**Written instruction**
Every line that holds "support" should be shown.
── Dataset extract ──
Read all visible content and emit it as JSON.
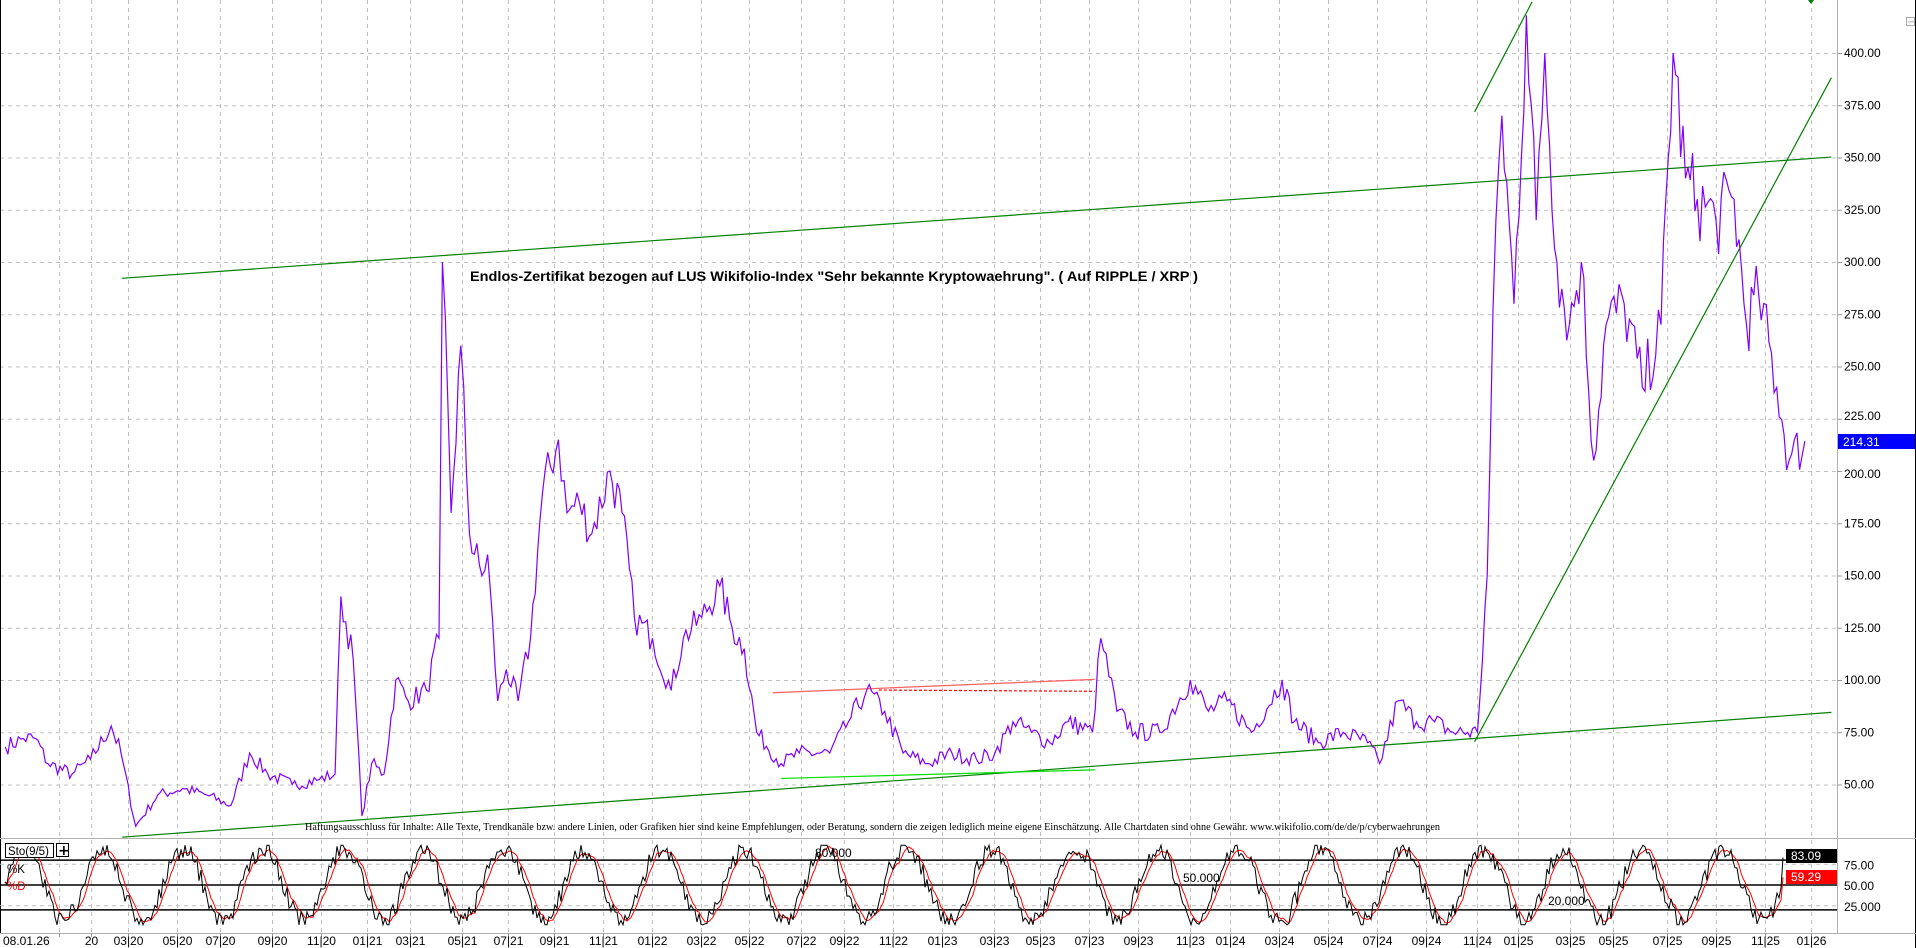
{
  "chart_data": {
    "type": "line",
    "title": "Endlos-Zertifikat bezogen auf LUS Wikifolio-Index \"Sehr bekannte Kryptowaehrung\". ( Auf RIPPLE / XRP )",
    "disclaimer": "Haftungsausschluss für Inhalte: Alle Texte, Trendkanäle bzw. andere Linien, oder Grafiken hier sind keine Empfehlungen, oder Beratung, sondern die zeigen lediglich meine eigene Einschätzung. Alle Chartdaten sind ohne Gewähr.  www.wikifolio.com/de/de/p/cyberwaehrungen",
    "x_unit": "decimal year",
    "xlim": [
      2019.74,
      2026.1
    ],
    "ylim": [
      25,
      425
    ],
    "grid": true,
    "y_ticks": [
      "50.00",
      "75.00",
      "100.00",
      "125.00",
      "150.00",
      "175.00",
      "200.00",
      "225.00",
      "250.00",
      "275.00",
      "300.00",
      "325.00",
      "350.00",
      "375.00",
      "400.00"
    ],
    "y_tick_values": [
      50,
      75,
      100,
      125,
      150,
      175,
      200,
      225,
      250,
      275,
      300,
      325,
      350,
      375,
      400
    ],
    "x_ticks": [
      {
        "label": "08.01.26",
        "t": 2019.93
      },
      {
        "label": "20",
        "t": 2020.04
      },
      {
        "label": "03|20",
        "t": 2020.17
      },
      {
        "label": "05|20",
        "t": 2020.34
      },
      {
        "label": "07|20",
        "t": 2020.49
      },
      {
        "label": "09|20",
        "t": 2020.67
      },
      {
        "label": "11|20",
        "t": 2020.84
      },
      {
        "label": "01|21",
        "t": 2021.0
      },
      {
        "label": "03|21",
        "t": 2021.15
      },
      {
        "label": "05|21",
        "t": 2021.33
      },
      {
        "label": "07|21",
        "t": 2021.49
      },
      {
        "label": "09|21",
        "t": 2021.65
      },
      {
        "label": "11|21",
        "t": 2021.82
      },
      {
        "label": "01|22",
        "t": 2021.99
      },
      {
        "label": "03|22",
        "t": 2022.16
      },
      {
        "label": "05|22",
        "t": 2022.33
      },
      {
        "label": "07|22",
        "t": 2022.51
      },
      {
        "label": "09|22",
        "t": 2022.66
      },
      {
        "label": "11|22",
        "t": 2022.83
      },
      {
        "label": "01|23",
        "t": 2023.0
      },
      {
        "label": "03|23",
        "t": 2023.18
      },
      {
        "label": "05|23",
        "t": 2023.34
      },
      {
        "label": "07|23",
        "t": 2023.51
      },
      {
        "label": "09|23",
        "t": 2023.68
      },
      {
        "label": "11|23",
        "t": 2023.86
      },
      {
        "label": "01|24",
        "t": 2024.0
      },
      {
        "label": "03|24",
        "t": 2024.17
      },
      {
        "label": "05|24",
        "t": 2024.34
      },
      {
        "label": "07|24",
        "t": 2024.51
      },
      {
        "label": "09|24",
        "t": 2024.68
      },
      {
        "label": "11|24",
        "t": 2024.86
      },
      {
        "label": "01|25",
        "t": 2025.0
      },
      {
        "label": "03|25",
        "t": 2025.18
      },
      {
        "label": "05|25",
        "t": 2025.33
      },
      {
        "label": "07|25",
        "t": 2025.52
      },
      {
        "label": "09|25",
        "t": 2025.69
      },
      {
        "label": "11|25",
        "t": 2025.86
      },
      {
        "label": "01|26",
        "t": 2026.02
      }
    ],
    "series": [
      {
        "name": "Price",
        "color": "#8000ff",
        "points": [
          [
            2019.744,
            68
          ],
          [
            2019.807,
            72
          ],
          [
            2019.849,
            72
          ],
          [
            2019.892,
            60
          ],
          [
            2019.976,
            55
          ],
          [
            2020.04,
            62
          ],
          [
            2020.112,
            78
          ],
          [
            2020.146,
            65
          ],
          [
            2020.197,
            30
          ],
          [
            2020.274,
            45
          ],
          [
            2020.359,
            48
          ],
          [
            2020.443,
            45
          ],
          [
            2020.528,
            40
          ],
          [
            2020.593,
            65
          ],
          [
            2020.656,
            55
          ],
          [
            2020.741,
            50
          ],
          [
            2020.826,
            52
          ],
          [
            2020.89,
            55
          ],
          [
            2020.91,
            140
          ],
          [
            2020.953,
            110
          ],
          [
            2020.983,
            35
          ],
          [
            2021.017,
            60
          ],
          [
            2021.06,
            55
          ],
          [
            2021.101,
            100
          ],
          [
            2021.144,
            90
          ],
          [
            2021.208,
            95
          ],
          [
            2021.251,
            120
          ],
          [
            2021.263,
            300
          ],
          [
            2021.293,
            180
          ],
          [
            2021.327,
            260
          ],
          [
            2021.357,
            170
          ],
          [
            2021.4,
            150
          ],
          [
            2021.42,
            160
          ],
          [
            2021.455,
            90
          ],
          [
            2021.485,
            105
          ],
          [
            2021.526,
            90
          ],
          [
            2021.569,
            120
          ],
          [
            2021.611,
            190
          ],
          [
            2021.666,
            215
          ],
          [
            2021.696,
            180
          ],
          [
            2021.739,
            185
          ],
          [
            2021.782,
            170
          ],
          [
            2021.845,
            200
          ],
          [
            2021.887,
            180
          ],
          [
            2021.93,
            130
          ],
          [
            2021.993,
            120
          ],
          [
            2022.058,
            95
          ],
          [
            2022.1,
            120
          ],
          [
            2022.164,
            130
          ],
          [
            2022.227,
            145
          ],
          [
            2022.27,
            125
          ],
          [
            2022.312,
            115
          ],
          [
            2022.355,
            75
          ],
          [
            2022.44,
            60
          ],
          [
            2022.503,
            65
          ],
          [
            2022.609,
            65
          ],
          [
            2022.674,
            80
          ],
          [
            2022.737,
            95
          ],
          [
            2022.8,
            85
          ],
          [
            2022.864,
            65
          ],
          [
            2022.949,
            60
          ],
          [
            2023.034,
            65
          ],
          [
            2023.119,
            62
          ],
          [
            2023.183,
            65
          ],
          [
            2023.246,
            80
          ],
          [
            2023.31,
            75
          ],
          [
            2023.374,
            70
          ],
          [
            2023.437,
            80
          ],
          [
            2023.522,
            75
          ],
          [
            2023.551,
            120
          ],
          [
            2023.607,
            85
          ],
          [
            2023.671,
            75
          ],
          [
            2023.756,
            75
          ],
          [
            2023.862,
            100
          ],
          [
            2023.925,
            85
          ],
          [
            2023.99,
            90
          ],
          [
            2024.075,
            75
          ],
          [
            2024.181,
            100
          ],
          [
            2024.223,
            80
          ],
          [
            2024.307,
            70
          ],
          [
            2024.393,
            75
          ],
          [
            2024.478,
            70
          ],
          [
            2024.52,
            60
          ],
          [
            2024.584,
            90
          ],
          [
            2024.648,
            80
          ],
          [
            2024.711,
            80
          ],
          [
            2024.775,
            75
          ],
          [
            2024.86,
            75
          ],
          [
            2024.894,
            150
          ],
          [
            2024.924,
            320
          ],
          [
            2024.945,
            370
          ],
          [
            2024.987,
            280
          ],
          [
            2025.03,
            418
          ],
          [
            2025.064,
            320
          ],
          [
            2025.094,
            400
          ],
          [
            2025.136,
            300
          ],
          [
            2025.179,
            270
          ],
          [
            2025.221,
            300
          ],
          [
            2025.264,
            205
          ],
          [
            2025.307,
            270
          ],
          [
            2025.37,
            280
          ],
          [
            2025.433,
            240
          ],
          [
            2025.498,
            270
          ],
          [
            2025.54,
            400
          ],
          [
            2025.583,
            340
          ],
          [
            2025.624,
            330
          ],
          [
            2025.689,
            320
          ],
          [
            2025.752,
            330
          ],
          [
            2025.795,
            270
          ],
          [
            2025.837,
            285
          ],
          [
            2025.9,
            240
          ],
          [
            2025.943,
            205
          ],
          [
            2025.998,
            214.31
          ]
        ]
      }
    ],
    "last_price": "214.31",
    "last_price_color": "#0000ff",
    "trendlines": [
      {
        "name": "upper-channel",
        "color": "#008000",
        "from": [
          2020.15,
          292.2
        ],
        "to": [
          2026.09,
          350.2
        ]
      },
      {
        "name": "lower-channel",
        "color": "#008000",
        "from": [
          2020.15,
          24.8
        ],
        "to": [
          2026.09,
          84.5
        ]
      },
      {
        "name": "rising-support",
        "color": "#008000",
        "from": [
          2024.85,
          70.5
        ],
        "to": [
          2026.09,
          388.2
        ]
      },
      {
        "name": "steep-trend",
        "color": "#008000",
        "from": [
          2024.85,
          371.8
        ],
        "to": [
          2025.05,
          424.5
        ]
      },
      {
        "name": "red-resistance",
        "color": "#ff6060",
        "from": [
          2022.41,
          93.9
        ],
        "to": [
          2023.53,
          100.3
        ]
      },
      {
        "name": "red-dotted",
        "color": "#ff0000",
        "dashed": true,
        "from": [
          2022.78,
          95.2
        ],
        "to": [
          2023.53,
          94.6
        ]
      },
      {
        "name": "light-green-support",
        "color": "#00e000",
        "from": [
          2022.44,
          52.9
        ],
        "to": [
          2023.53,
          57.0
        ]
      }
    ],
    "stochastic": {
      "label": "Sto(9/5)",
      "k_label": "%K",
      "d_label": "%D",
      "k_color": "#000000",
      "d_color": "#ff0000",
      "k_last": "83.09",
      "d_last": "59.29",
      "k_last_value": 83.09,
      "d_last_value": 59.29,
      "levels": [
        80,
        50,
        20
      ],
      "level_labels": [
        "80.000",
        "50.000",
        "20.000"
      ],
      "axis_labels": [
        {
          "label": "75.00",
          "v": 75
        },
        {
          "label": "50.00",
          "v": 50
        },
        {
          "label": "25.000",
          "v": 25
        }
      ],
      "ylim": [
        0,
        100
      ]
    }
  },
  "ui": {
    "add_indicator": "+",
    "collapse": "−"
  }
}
───
**Exercise output**
        "name": "rising-support",
        "name": "light-green-support",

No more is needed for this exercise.